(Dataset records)
•••••

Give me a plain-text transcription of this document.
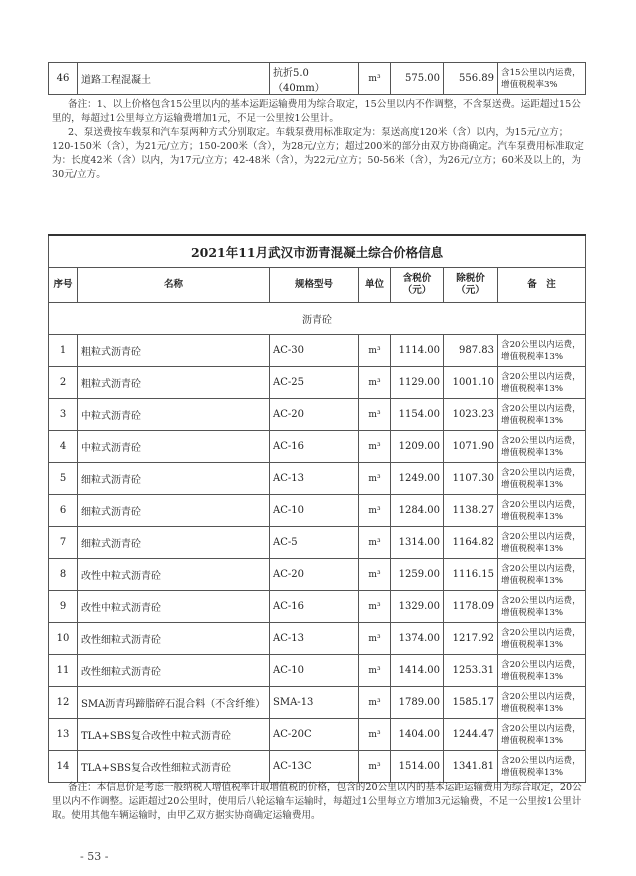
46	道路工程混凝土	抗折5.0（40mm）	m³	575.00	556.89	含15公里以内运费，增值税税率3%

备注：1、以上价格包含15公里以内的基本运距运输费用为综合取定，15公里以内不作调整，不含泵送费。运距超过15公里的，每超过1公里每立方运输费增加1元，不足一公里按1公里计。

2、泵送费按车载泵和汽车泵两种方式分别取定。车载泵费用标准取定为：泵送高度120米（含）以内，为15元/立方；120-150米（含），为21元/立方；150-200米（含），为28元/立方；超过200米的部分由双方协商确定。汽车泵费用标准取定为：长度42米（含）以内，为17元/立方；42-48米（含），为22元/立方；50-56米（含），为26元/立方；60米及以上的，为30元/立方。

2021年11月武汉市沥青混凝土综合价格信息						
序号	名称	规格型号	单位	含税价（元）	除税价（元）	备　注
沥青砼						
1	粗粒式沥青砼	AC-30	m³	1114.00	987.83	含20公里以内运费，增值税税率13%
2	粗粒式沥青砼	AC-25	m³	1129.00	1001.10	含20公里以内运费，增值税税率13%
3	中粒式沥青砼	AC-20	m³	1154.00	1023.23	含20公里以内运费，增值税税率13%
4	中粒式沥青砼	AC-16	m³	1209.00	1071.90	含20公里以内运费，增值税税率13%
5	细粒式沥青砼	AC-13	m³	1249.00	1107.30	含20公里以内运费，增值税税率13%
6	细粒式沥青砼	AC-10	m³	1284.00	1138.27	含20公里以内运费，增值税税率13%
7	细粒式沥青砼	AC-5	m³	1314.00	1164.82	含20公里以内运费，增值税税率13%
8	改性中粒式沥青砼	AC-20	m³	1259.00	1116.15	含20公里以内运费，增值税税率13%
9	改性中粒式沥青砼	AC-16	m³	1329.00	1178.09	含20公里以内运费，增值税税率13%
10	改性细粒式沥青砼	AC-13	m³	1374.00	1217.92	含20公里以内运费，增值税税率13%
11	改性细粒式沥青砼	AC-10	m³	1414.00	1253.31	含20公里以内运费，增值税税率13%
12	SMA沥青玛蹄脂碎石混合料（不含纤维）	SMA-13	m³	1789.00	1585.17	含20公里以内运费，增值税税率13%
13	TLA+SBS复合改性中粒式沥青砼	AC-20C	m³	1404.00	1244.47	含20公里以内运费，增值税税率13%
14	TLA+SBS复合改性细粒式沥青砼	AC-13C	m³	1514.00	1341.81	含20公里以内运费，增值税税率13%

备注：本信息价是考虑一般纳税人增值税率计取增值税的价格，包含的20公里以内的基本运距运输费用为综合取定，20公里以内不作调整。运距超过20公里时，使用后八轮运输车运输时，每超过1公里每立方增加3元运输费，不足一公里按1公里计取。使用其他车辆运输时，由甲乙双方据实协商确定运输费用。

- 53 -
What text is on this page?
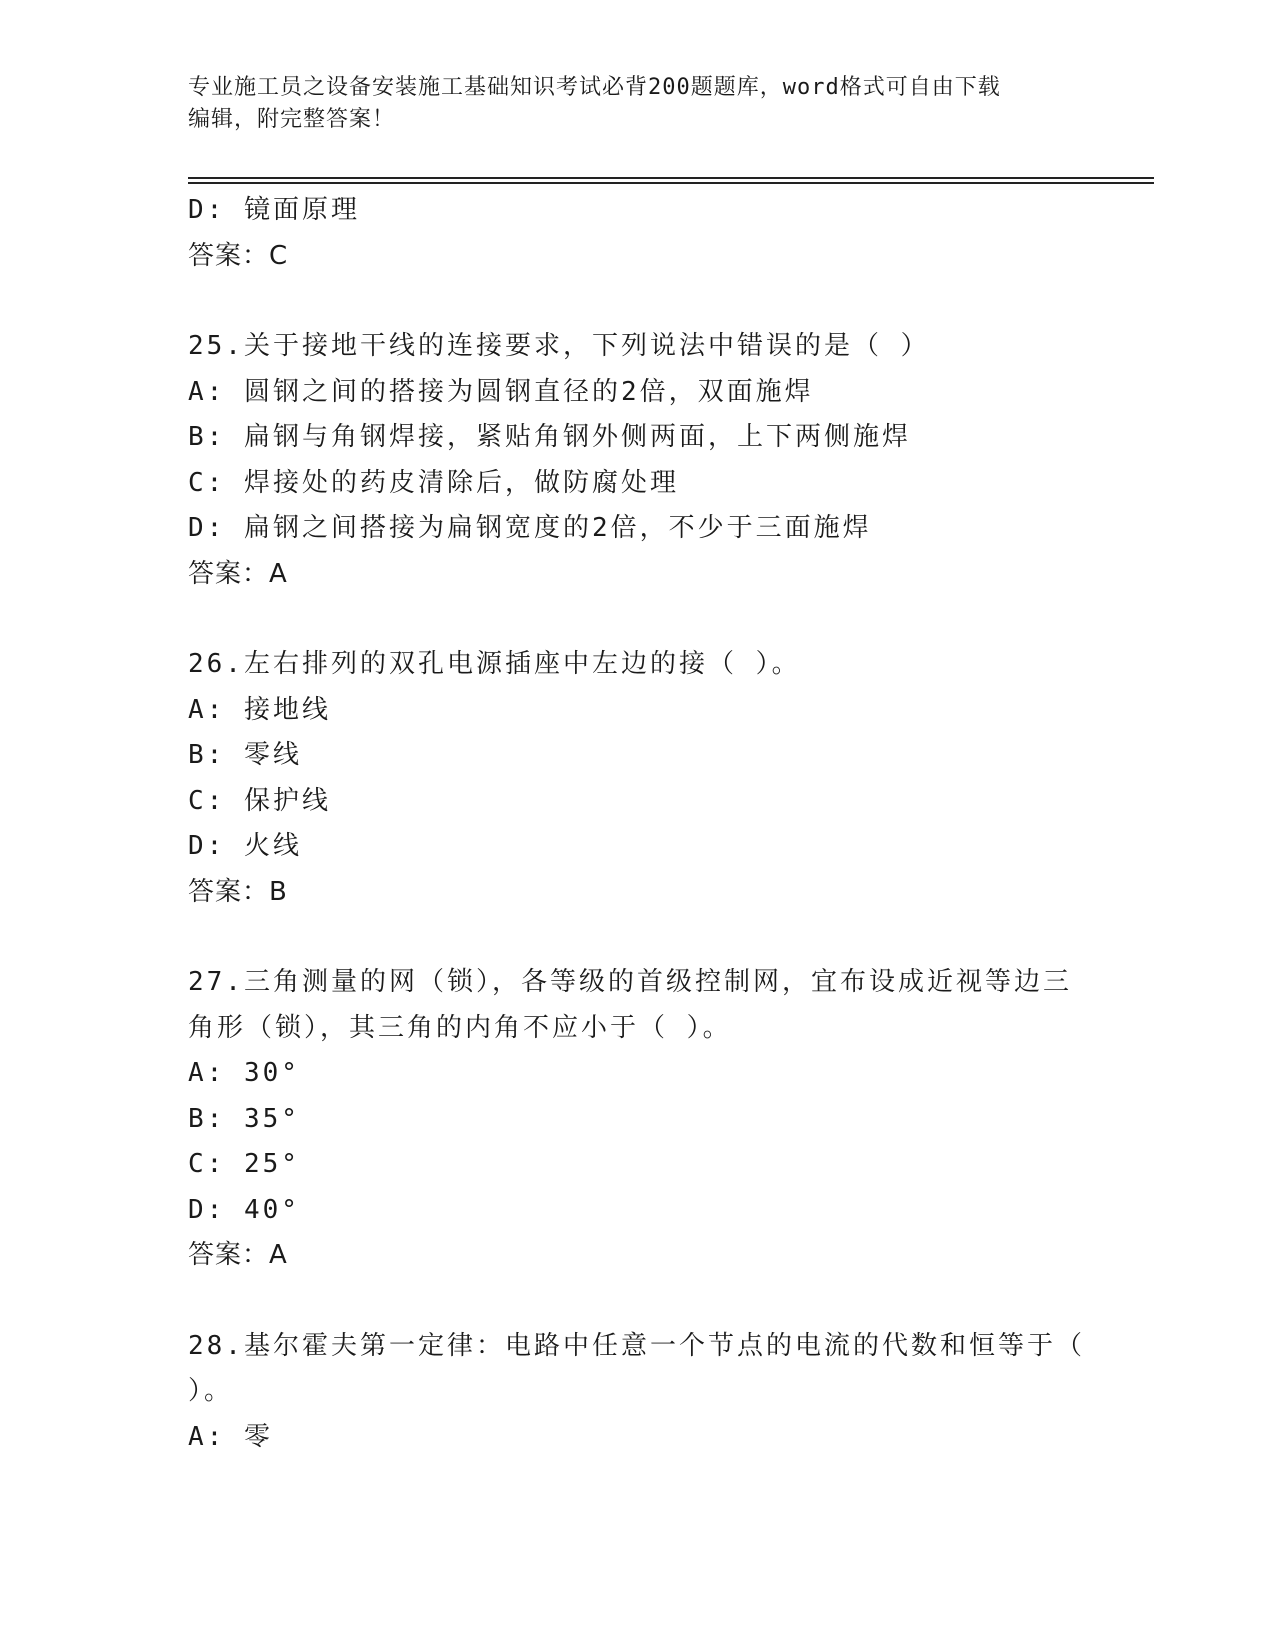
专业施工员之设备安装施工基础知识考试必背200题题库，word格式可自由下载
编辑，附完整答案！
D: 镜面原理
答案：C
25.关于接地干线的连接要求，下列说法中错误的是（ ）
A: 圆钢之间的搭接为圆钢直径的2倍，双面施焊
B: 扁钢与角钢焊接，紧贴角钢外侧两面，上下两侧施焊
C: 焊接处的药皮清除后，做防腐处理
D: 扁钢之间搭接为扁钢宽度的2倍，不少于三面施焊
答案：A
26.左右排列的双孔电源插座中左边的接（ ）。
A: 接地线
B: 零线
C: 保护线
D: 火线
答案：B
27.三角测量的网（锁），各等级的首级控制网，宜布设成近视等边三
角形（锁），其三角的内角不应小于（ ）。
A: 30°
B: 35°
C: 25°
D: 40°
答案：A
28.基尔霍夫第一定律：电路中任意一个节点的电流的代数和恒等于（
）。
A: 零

•••••

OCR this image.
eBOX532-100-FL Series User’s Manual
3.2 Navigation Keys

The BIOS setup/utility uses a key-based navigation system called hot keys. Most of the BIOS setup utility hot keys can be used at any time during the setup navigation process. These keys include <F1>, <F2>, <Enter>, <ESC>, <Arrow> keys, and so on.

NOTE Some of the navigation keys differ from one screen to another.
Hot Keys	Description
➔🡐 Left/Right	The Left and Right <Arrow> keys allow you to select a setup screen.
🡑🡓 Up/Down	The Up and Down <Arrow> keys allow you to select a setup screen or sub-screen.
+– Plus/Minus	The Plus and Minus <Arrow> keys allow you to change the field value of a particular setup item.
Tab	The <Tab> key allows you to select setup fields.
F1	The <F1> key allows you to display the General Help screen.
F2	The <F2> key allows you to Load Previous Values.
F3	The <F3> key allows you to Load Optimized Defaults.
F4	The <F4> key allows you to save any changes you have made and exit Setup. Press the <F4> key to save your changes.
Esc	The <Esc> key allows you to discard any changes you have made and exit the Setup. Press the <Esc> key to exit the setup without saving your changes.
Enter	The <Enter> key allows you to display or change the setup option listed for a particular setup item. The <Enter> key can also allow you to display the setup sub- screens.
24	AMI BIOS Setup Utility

•••••

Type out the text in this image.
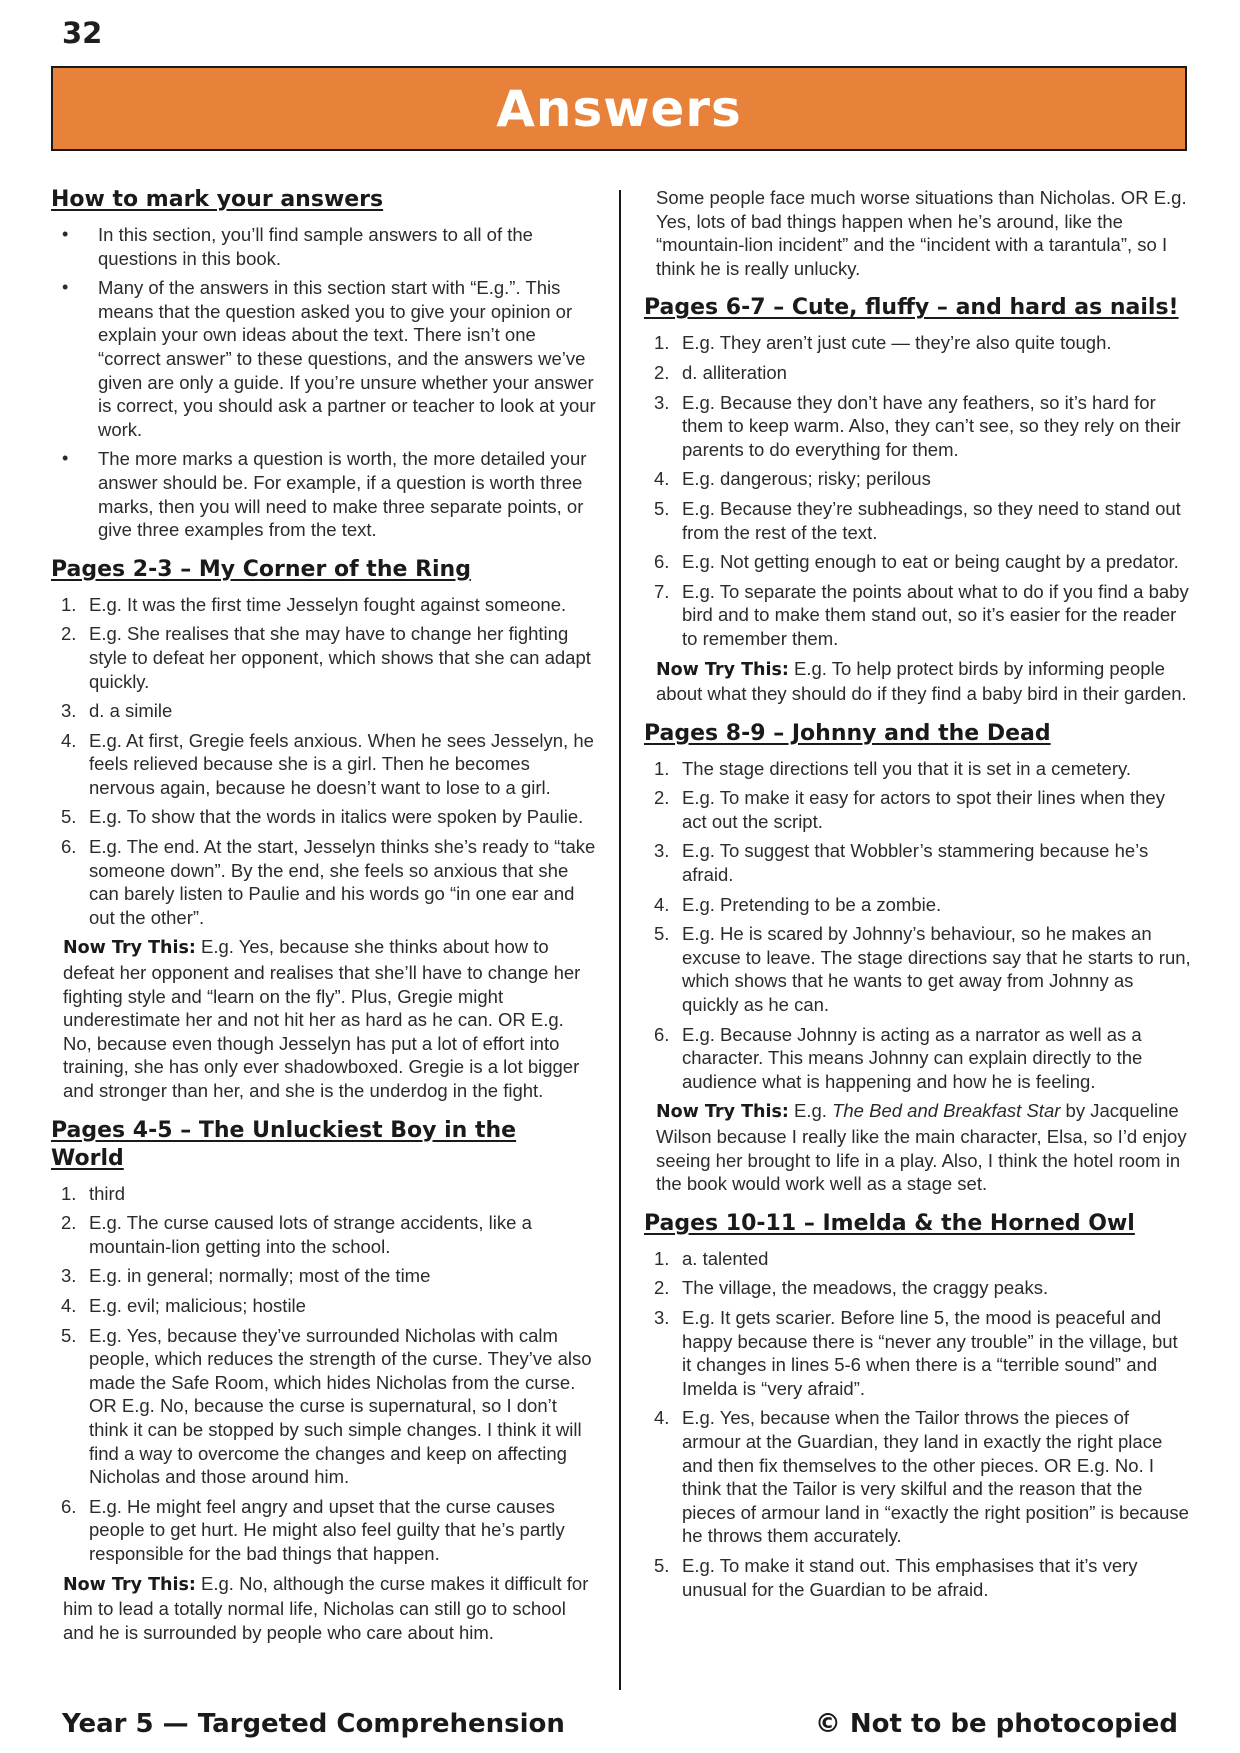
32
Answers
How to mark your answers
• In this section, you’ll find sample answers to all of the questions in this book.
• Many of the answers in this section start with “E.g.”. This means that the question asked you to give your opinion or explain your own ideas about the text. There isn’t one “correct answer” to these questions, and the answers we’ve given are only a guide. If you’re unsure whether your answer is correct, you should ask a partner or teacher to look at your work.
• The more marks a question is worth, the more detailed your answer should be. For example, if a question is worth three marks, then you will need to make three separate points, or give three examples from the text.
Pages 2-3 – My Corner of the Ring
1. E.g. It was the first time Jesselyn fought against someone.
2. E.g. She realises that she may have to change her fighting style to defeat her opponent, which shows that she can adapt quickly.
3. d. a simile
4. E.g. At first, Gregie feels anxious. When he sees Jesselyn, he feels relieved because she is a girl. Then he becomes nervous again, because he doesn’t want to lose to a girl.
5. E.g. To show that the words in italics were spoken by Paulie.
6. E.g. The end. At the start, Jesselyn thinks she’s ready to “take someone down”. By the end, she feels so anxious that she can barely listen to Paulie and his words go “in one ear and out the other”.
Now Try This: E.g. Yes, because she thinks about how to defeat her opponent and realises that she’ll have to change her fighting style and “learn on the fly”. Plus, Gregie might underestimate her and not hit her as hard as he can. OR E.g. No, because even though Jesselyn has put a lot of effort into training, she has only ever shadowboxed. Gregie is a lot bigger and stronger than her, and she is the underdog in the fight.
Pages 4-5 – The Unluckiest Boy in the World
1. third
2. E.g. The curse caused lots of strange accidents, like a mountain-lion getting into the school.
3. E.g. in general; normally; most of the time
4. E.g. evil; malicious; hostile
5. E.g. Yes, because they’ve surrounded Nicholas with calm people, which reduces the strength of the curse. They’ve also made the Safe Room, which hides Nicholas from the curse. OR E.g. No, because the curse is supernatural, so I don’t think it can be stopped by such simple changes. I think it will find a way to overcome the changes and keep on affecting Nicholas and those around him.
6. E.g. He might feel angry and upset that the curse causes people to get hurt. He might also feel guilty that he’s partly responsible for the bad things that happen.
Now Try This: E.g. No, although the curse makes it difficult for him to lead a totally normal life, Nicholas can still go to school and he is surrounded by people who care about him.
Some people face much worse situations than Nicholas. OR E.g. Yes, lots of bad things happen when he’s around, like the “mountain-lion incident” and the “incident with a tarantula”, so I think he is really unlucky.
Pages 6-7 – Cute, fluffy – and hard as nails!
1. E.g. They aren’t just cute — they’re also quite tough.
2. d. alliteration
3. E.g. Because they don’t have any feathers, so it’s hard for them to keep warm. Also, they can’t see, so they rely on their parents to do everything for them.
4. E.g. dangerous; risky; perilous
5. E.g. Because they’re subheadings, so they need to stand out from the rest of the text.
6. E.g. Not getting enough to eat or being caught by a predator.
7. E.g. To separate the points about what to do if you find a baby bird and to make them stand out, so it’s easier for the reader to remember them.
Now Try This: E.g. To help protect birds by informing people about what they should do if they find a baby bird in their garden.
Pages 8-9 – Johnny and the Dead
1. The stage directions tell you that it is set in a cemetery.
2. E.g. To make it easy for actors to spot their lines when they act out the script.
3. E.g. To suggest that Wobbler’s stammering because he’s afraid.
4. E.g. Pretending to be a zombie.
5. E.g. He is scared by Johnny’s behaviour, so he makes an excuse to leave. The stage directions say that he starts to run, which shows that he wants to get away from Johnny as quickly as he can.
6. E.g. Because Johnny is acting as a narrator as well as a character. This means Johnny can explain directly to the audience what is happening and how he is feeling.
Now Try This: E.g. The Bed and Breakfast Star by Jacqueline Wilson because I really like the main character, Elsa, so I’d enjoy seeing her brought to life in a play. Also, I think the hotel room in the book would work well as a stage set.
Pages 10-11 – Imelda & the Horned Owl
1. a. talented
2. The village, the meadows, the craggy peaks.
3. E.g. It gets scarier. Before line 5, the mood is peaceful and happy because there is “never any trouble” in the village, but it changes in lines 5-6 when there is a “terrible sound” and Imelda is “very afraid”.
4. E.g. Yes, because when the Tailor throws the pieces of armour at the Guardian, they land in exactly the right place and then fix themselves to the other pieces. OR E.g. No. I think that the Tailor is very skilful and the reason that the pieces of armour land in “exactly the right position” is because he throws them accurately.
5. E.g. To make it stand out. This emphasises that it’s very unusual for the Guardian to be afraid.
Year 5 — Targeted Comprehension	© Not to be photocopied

•••••

Your task is to pick out every line with the string "surrounded" and copy it.

5. E.g. Yes, because they’ve surrounded Nicholas with calm people, which reduces the strength of the curse. They’ve also made the Safe Room, which hides Nicholas from the curse. OR E.g. No, because the curse is supernatural, so I don’t think it can be stopped by such simple changes. I think it will find a way to overcome the changes and keep on affecting Nicholas and those around him.
Now Try This: E.g. No, although the curse makes it difficult for him to lead a totally normal life, Nicholas can still go to school and he is surrounded by people who care about him.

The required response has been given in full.